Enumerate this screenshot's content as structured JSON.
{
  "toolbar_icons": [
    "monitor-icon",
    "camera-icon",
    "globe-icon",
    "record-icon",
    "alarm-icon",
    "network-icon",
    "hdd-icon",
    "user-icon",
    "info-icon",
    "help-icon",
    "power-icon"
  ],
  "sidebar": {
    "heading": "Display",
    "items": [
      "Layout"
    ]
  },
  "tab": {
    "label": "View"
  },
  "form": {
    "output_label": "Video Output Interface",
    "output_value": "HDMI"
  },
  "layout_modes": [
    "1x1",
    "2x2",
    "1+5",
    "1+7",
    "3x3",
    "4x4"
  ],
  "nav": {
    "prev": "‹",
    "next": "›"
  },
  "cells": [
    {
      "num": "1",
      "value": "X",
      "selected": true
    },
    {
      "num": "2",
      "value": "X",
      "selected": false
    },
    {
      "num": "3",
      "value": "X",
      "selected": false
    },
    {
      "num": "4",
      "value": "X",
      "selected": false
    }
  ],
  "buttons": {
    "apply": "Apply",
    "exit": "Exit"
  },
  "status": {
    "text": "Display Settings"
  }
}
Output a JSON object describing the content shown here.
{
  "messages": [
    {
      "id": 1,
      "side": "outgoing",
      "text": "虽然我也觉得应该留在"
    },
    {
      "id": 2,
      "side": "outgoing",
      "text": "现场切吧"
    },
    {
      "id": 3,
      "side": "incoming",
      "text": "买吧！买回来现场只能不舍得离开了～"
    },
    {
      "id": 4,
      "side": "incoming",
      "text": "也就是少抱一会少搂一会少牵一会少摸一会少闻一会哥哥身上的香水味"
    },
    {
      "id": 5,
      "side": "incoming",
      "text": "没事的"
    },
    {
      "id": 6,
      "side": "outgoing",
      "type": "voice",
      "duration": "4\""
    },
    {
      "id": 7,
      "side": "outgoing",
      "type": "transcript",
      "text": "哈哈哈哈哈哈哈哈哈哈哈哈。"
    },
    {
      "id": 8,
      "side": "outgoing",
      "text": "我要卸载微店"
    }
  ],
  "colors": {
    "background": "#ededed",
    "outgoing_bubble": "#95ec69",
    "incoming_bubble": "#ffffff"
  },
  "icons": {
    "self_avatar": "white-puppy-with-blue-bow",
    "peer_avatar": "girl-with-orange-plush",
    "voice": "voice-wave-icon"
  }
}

= = =

What to do -> Every line above should be written out again exactly as it stands.

Response for this exercise ->
Enumerate this screenshot's content as structured JSON.
{
  "toolbar_icons": [
    "monitor-icon",
    "camera-icon",
    "globe-icon",
    "record-icon",
    "alarm-icon",
    "network-icon",
    "hdd-icon",
    "user-icon",
    "info-icon",
    "help-icon",
    "power-icon"
  ],
  "sidebar": {
    "heading": "Display",
    "items": [
      "Layout"
    ]
  },
  "tab": {
    "label": "View"
  },
  "form": {
    "output_label": "Video Output Interface",
    "output_value": "HDMI"
  },
  "layout_modes": [
    "1x1",
    "2x2",
    "1+5",
    "1+7",
    "3x3",
    "4x4"
  ],
  "nav": {
    "prev": "‹",
    "next": "›"
  },
  "cells": [
    {
      "num": "1",
      "value": "X",
      "selected": true
    },
    {
      "num": "2",
      "value": "X",
      "selected": false
    },
    {
      "num": "3",
      "value": "X",
      "selected": false
    },
    {
      "num": "4",
      "value": "X",
      "selected": false
    }
  ],
  "buttons": {
    "apply": "Apply",
    "exit": "Exit"
  },
  "status": {
    "text": "Display Settings"
  }
}
Output a JSON object describing the content shown here.
{
  "messages": [
    {
      "id": 1,
      "side": "outgoing",
      "text": "虽然我也觉得应该留在"
    },
    {
      "id": 2,
      "side": "outgoing",
      "text": "现场切吧"
    },
    {
      "id": 3,
      "side": "incoming",
      "text": "买吧！买回来现场只能不舍得离开了～"
    },
    {
      "id": 4,
      "side": "incoming",
      "text": "也就是少抱一会少搂一会少牵一会少摸一会少闻一会哥哥身上的香水味"
    },
    {
      "id": 5,
      "side": "incoming",
      "text": "没事的"
    },
    {
      "id": 6,
      "side": "outgoing",
      "type": "voice",
      "duration": "4\""
    },
    {
      "id": 7,
      "side": "outgoing",
      "type": "transcript",
      "text": "哈哈哈哈哈哈哈哈哈哈哈哈。"
    },
    {
      "id": 8,
      "side": "outgoing",
      "text": "我要卸载微店"
    }
  ],
  "colors": {
    "background": "#ededed",
    "outgoing_bubble": "#95ec69",
    "incoming_bubble": "#ffffff"
  },
  "icons": {
    "self_avatar": "white-puppy-with-blue-bow",
    "peer_avatar": "girl-with-orange-plush",
    "voice": "voice-wave-icon"
  }
}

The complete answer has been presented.